- REQUIRED TASK:
Collect each line of the records containing the string "JSON".

- INFORMATION PROVIDED:
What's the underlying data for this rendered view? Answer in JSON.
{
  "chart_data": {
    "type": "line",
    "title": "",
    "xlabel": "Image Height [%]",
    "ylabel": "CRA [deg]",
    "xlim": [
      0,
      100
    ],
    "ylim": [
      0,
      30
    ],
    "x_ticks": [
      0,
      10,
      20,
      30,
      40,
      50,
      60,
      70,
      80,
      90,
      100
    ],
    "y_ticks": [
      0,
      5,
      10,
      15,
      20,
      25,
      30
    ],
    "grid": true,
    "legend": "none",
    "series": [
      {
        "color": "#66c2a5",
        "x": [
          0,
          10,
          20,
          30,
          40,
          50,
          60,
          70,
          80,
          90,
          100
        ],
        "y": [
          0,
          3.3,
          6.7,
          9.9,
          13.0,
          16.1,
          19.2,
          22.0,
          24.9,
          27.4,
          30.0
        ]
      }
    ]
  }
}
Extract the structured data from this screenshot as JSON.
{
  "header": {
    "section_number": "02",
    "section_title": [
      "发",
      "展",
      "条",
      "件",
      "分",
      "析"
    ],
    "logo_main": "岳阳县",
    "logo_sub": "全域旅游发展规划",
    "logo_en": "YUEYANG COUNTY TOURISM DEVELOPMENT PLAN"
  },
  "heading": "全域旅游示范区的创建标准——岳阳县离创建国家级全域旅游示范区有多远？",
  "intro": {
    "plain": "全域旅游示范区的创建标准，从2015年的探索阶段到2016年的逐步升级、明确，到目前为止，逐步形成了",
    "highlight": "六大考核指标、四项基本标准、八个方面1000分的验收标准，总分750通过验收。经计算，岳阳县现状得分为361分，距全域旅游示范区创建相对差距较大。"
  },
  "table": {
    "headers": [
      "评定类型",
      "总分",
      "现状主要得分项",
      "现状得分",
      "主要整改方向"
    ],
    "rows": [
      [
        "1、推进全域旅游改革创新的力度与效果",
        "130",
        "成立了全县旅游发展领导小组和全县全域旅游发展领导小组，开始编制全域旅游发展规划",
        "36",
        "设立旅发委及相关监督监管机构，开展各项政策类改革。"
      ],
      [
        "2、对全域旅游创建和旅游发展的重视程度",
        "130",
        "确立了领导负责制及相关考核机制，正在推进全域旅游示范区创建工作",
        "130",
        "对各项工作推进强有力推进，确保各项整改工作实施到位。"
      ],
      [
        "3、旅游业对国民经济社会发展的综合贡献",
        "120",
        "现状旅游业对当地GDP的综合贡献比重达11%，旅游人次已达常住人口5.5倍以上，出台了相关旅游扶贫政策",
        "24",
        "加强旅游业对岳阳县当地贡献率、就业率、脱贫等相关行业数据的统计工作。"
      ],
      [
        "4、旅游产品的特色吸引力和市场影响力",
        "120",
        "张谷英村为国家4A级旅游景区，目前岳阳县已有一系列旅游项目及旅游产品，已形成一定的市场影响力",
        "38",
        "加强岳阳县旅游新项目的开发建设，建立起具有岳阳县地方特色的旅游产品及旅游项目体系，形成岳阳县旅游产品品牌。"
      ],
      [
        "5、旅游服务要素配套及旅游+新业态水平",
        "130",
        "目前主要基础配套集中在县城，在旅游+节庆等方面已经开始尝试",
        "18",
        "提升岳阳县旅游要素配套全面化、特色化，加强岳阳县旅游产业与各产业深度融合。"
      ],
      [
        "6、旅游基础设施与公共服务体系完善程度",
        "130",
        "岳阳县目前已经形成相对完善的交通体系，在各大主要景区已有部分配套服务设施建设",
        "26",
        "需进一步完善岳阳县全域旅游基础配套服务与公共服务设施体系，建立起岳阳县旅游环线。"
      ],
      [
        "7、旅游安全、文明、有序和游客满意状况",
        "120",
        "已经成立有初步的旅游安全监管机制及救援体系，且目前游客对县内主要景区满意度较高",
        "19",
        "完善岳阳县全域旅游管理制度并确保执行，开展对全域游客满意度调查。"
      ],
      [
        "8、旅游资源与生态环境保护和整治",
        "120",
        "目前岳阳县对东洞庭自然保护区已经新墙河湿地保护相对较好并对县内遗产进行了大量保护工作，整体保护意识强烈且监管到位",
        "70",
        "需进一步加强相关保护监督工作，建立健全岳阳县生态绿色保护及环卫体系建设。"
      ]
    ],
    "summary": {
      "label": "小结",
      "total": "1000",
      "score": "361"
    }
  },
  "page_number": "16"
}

- WRITTEN RESPONSE:
What's the underlying data for this rendered view? Answer in JSON.
Extract the structured data from this screenshot as JSON.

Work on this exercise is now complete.